◆ WHAT THE TASK ASKS
Restate the listing below word for word, omitting any images.

◆ SUPPLIED RECORDS
============================================================

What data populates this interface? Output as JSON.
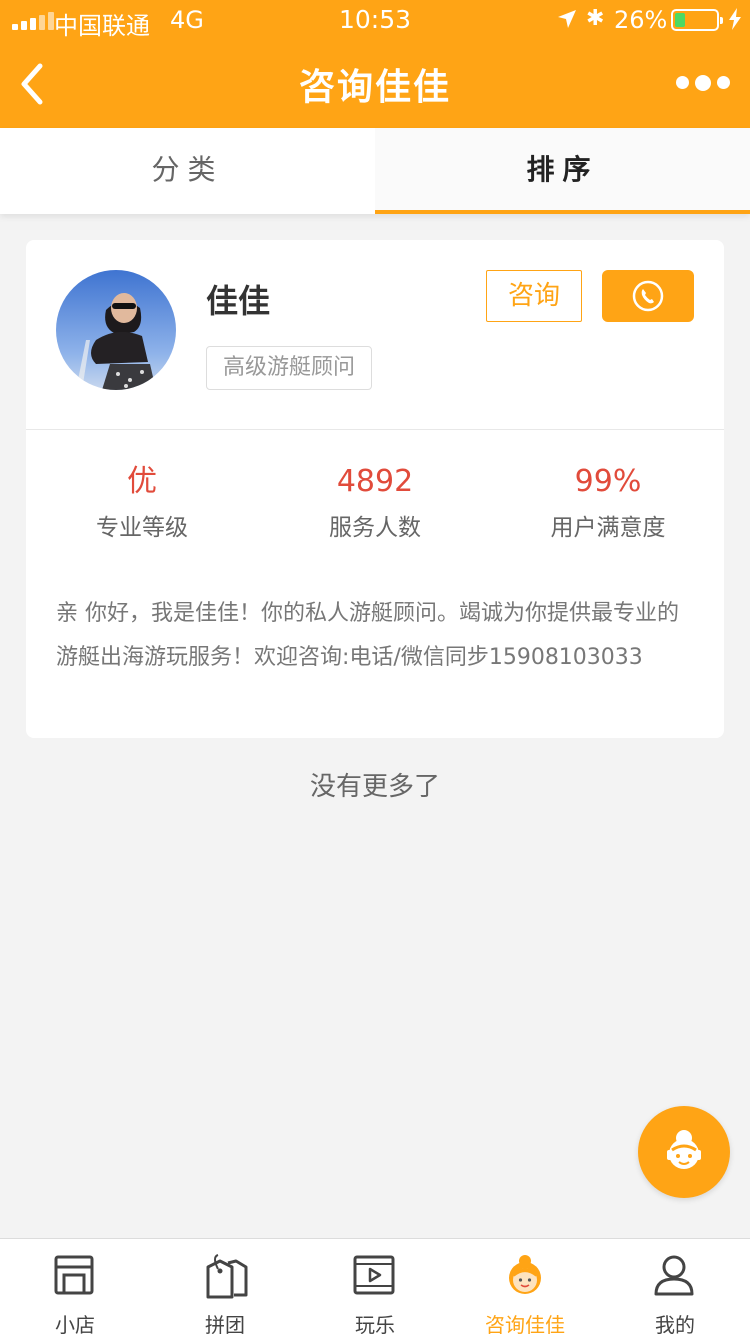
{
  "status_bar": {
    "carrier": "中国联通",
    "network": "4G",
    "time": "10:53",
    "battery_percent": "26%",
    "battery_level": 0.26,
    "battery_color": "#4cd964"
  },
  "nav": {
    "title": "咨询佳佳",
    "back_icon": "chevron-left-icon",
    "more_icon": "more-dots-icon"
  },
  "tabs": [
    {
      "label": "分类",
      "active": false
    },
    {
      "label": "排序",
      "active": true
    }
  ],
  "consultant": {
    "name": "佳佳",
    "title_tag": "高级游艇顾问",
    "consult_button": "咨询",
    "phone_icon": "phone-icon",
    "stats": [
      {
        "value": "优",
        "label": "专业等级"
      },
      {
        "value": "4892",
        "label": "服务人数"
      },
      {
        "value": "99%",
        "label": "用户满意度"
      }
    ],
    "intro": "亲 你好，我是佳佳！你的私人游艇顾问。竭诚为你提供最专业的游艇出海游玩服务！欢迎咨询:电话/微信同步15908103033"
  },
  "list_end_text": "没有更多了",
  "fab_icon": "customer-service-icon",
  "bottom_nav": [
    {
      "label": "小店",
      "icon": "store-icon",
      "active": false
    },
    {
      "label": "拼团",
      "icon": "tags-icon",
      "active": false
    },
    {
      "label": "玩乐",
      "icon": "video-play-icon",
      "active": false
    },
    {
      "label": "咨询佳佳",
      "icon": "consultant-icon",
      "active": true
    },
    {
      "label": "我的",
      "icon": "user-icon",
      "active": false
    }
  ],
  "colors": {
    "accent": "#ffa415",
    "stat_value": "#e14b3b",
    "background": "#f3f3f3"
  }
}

============================================================

◆ RIGHT ANSWER
What data populates this interface? Output as JSON.
{
  "status_bar": {
    "carrier": "中国联通",
    "network": "4G",
    "time": "10:53",
    "battery_percent": "26%",
    "battery_level": 0.26,
    "battery_color": "#4cd964"
  },
  "nav": {
    "title": "咨询佳佳",
    "back_icon": "chevron-left-icon",
    "more_icon": "more-dots-icon"
  },
  "tabs": [
    {
      "label": "分类",
      "active": false
    },
    {
      "label": "排序",
      "active": true
    }
  ],
  "consultant": {
    "name": "佳佳",
    "title_tag": "高级游艇顾问",
    "consult_button": "咨询",
    "phone_icon": "phone-icon",
    "stats": [
      {
        "value": "优",
        "label": "专业等级"
      },
      {
        "value": "4892",
        "label": "服务人数"
      },
      {
        "value": "99%",
        "label": "用户满意度"
      }
    ],
    "intro": "亲 你好，我是佳佳！你的私人游艇顾问。竭诚为你提供最专业的游艇出海游玩服务！欢迎咨询:电话/微信同步15908103033"
  },
  "list_end_text": "没有更多了",
  "fab_icon": "customer-service-icon",
  "bottom_nav": [
    {
      "label": "小店",
      "icon": "store-icon",
      "active": false
    },
    {
      "label": "拼团",
      "icon": "tags-icon",
      "active": false
    },
    {
      "label": "玩乐",
      "icon": "video-play-icon",
      "active": false
    },
    {
      "label": "咨询佳佳",
      "icon": "consultant-icon",
      "active": true
    },
    {
      "label": "我的",
      "icon": "user-icon",
      "active": false
    }
  ],
  "colors": {
    "accent": "#ffa415",
    "stat_value": "#e14b3b",
    "background": "#f3f3f3"
  }
}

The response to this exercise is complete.